[START Records for the task]

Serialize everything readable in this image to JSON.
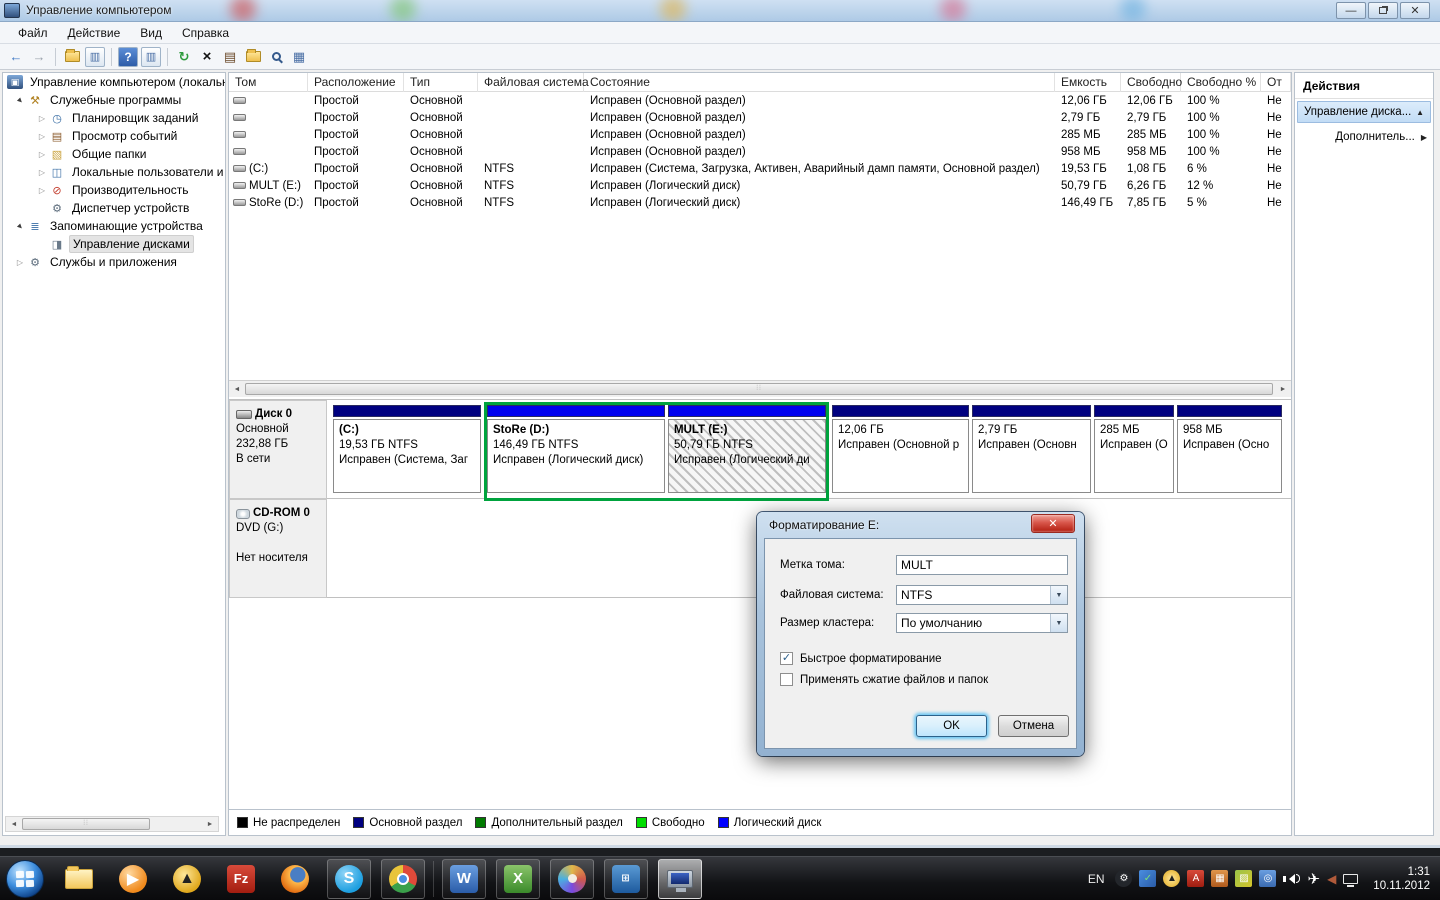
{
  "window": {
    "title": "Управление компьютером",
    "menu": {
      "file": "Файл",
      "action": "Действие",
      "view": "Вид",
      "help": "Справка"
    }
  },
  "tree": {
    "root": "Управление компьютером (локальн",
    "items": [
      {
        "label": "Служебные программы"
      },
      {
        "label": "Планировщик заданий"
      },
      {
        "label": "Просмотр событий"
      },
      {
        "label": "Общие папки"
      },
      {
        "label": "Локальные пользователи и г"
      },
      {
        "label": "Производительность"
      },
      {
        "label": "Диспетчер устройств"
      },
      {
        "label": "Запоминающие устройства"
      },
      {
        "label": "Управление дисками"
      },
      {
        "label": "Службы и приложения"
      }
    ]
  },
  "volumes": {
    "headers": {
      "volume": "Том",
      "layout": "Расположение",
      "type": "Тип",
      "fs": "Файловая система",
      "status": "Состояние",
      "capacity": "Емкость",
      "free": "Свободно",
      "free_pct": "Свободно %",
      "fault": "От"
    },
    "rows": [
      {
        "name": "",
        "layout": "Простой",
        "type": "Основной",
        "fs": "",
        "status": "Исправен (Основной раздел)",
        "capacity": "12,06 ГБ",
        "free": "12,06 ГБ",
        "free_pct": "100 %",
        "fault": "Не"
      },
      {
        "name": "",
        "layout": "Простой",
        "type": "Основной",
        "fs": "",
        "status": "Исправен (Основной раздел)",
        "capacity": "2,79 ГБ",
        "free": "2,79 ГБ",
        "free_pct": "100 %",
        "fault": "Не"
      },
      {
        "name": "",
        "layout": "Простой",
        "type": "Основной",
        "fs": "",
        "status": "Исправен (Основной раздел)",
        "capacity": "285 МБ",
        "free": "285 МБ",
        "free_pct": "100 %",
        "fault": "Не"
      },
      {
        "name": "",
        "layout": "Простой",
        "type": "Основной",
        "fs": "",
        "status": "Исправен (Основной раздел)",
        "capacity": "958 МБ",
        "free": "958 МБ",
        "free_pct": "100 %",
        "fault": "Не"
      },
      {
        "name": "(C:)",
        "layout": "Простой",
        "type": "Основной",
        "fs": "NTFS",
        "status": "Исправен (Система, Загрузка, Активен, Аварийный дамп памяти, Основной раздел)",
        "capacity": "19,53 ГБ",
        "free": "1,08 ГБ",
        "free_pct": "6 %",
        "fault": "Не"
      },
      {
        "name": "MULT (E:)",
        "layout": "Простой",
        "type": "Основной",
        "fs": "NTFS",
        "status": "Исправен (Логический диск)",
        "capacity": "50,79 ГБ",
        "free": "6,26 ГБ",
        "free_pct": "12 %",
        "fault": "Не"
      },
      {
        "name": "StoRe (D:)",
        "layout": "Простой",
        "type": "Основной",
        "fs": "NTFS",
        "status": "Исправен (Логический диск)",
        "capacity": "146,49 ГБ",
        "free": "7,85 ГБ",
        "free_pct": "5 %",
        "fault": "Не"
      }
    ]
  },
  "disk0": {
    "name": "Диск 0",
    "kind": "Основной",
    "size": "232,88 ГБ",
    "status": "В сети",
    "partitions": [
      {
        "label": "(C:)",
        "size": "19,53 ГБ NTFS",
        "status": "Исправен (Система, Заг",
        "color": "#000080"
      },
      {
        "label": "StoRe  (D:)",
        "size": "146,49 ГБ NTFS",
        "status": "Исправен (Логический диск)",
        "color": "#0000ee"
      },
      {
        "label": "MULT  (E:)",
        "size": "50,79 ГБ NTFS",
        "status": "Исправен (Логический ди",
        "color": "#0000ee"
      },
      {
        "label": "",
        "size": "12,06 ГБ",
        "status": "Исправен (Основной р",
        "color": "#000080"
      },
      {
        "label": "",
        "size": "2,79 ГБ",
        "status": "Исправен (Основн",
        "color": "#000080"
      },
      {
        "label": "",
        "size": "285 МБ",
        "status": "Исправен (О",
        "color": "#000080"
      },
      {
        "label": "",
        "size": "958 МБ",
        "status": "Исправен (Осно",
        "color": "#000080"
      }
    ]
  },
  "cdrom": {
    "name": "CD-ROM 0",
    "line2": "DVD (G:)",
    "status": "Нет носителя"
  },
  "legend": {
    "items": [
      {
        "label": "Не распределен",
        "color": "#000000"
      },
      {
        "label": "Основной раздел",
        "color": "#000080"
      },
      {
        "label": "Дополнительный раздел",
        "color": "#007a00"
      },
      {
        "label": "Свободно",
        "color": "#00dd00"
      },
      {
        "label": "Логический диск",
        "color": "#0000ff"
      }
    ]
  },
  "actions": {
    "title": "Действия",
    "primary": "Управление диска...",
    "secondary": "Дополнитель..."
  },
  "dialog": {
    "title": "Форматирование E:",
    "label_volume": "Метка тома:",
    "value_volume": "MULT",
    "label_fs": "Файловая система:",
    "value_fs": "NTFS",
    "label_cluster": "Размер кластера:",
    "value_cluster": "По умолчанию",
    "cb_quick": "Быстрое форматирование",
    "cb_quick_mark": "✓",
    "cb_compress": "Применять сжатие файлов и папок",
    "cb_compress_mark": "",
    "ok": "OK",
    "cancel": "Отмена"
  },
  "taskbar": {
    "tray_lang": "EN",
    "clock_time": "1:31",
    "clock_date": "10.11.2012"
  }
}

[END Records for the task]

§ Work to be completed
Using the listing above, work out how many of its lines include "Файловая", and give only the result.

§ Result of the task
2